**AIM**
Output a single figure: the number of lines in which the word "Savings" appears.

--- begin DATASET ROWS ---

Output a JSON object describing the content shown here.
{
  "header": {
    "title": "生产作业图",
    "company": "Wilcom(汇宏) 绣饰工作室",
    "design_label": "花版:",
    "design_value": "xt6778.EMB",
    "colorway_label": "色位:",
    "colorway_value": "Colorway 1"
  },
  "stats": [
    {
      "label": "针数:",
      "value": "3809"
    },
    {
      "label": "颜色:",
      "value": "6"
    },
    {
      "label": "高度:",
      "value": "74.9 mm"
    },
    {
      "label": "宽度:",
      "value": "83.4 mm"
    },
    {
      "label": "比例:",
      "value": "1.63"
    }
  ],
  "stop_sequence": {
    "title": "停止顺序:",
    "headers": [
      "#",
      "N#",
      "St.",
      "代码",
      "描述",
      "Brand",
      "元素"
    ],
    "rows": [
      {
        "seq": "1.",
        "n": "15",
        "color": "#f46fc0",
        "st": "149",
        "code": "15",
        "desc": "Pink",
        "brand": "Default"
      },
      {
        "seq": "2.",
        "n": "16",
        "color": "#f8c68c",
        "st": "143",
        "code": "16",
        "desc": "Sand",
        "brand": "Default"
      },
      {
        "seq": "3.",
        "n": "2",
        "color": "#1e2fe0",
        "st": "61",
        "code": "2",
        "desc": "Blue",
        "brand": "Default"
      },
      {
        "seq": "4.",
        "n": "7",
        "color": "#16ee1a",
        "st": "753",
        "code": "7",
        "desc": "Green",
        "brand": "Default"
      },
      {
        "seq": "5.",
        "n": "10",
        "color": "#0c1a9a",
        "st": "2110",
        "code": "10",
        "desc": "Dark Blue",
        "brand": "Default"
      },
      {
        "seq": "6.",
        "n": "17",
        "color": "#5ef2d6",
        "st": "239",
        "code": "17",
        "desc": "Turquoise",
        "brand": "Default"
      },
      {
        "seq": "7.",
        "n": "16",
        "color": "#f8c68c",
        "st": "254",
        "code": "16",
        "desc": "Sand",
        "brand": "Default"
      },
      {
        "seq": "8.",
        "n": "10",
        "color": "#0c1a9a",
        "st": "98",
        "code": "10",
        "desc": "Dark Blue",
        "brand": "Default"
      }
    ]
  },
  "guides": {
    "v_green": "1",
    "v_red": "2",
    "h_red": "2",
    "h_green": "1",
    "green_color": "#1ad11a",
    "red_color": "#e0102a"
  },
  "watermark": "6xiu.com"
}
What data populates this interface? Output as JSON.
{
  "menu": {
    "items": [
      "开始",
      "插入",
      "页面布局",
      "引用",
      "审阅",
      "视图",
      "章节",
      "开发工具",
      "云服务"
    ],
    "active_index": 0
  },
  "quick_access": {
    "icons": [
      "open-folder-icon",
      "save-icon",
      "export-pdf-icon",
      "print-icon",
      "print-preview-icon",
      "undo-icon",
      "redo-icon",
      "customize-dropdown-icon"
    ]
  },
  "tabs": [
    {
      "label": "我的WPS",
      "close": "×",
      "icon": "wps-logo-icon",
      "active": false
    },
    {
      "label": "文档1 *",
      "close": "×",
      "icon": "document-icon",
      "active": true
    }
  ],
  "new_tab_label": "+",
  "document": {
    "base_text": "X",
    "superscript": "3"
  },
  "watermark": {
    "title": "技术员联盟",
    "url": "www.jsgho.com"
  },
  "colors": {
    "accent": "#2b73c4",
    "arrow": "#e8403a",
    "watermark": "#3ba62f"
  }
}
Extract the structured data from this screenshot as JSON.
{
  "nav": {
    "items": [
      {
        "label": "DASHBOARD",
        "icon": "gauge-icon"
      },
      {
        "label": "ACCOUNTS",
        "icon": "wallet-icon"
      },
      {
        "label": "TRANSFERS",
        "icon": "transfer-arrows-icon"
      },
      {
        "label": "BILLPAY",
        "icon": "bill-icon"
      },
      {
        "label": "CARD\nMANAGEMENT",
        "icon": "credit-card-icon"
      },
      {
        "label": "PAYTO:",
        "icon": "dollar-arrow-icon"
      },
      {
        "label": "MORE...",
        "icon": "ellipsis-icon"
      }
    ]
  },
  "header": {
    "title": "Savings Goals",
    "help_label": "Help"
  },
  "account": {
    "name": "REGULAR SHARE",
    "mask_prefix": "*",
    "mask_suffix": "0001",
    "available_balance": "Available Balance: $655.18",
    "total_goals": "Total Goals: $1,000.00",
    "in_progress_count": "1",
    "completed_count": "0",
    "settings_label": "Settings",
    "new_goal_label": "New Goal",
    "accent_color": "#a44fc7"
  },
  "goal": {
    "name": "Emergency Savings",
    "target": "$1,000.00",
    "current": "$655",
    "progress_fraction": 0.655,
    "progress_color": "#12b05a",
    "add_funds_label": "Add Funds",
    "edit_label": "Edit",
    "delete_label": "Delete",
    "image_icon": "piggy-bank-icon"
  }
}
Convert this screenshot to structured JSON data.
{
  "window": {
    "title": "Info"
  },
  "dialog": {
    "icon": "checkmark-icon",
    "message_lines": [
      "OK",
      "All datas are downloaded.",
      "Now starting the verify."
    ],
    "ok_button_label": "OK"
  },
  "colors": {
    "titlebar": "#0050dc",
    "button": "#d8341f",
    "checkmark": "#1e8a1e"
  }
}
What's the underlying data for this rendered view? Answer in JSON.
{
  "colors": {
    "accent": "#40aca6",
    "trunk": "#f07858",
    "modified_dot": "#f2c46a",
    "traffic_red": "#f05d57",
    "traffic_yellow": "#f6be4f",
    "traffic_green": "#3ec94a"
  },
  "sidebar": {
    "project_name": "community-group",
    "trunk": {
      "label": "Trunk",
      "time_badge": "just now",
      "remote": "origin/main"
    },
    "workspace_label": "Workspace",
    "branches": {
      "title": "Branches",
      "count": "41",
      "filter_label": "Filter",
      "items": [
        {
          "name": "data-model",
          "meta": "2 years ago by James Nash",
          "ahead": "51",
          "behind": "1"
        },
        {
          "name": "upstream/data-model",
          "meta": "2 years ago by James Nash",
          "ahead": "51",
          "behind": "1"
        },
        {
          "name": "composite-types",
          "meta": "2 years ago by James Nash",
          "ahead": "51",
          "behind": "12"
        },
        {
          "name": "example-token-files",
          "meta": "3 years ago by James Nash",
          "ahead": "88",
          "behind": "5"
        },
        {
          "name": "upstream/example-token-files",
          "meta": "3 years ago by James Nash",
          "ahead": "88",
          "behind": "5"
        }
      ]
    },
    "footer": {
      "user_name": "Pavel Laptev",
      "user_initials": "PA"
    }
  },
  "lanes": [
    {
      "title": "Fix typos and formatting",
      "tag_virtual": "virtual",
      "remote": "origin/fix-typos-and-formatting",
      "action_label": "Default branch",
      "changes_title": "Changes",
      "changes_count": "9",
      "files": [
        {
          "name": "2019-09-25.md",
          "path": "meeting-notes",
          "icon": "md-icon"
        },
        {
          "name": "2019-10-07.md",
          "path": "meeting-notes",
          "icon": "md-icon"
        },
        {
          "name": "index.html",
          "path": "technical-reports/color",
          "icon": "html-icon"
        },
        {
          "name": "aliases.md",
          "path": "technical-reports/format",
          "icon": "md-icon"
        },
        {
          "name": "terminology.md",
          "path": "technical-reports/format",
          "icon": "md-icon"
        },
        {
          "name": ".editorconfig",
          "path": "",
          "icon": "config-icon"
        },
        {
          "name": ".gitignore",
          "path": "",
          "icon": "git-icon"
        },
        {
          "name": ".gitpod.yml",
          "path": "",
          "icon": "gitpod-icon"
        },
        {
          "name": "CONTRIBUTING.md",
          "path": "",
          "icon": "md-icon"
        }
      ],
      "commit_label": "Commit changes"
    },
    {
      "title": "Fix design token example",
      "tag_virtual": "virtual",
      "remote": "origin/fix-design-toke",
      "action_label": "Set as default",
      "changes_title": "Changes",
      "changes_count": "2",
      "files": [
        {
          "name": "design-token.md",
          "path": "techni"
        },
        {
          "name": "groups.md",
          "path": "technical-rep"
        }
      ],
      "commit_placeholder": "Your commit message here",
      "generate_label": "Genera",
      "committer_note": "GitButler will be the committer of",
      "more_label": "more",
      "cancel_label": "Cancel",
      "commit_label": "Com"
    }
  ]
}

--- end DATASET ROWS ---

**RESPONSE BELOW**
2